-- Begin RECORDS SUPPLIED --

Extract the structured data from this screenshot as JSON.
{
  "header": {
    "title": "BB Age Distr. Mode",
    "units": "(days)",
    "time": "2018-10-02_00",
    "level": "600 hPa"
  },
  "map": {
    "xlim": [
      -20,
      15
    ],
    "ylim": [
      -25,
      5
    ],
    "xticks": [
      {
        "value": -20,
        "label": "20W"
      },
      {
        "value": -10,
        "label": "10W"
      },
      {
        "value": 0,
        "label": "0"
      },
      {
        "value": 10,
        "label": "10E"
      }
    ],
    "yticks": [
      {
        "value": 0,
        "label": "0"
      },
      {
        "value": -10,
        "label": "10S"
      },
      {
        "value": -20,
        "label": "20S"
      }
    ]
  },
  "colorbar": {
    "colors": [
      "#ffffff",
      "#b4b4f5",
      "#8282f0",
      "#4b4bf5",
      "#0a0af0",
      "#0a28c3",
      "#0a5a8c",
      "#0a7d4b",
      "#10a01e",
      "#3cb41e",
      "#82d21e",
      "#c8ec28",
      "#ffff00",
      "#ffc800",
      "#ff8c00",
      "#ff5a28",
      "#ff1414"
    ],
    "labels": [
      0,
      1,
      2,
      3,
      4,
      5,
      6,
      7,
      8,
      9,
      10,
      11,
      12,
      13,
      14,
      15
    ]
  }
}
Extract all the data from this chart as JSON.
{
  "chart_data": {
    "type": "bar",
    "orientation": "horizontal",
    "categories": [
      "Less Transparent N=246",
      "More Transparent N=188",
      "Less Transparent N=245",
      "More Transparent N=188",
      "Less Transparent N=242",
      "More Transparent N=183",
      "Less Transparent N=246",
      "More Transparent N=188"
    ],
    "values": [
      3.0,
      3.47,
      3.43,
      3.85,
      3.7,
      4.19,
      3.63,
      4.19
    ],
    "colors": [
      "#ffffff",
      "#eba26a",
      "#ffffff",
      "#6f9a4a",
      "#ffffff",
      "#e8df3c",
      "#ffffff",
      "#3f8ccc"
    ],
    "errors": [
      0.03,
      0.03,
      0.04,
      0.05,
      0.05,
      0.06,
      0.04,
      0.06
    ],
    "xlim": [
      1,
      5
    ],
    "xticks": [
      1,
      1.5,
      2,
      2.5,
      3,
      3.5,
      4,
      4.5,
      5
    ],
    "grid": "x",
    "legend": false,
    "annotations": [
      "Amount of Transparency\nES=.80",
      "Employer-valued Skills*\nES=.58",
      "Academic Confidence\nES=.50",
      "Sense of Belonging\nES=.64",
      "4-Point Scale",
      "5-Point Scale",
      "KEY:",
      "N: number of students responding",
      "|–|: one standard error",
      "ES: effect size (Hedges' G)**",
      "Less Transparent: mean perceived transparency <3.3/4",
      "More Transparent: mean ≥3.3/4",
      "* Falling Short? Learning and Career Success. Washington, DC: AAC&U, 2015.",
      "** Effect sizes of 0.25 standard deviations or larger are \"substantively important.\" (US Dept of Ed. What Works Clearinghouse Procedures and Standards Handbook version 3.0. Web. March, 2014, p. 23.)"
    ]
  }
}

-- End RECORDS SUPPLIED --

* [WORK REQUIRED]: Repeat the records above exactly as they appear.

* [REPLY TO THE TASK]:
Extract the structured data from this screenshot as JSON.
{
  "header": {
    "title": "BB Age Distr. Mode",
    "units": "(days)",
    "time": "2018-10-02_00",
    "level": "600 hPa"
  },
  "map": {
    "xlim": [
      -20,
      15
    ],
    "ylim": [
      -25,
      5
    ],
    "xticks": [
      {
        "value": -20,
        "label": "20W"
      },
      {
        "value": -10,
        "label": "10W"
      },
      {
        "value": 0,
        "label": "0"
      },
      {
        "value": 10,
        "label": "10E"
      }
    ],
    "yticks": [
      {
        "value": 0,
        "label": "0"
      },
      {
        "value": -10,
        "label": "10S"
      },
      {
        "value": -20,
        "label": "20S"
      }
    ]
  },
  "colorbar": {
    "colors": [
      "#ffffff",
      "#b4b4f5",
      "#8282f0",
      "#4b4bf5",
      "#0a0af0",
      "#0a28c3",
      "#0a5a8c",
      "#0a7d4b",
      "#10a01e",
      "#3cb41e",
      "#82d21e",
      "#c8ec28",
      "#ffff00",
      "#ffc800",
      "#ff8c00",
      "#ff5a28",
      "#ff1414"
    ],
    "labels": [
      0,
      1,
      2,
      3,
      4,
      5,
      6,
      7,
      8,
      9,
      10,
      11,
      12,
      13,
      14,
      15
    ]
  }
}
Extract all the data from this chart as JSON.
{
  "chart_data": {
    "type": "bar",
    "orientation": "horizontal",
    "categories": [
      "Less Transparent N=246",
      "More Transparent N=188",
      "Less Transparent N=245",
      "More Transparent N=188",
      "Less Transparent N=242",
      "More Transparent N=183",
      "Less Transparent N=246",
      "More Transparent N=188"
    ],
    "values": [
      3.0,
      3.47,
      3.43,
      3.85,
      3.7,
      4.19,
      3.63,
      4.19
    ],
    "colors": [
      "#ffffff",
      "#eba26a",
      "#ffffff",
      "#6f9a4a",
      "#ffffff",
      "#e8df3c",
      "#ffffff",
      "#3f8ccc"
    ],
    "errors": [
      0.03,
      0.03,
      0.04,
      0.05,
      0.05,
      0.06,
      0.04,
      0.06
    ],
    "xlim": [
      1,
      5
    ],
    "xticks": [
      1,
      1.5,
      2,
      2.5,
      3,
      3.5,
      4,
      4.5,
      5
    ],
    "grid": "x",
    "legend": false,
    "annotations": [
      "Amount of Transparency\nES=.80",
      "Employer-valued Skills*\nES=.58",
      "Academic Confidence\nES=.50",
      "Sense of Belonging\nES=.64",
      "4-Point Scale",
      "5-Point Scale",
      "KEY:",
      "N: number of students responding",
      "|–|: one standard error",
      "ES: effect size (Hedges' G)**",
      "Less Transparent: mean perceived transparency <3.3/4",
      "More Transparent: mean ≥3.3/4",
      "* Falling Short? Learning and Career Success. Washington, DC: AAC&U, 2015.",
      "** Effect sizes of 0.25 standard deviations or larger are \"substantively important.\" (US Dept of Ed. What Works Clearinghouse Procedures and Standards Handbook version 3.0. Web. March, 2014, p. 23.)"
    ]
  }
}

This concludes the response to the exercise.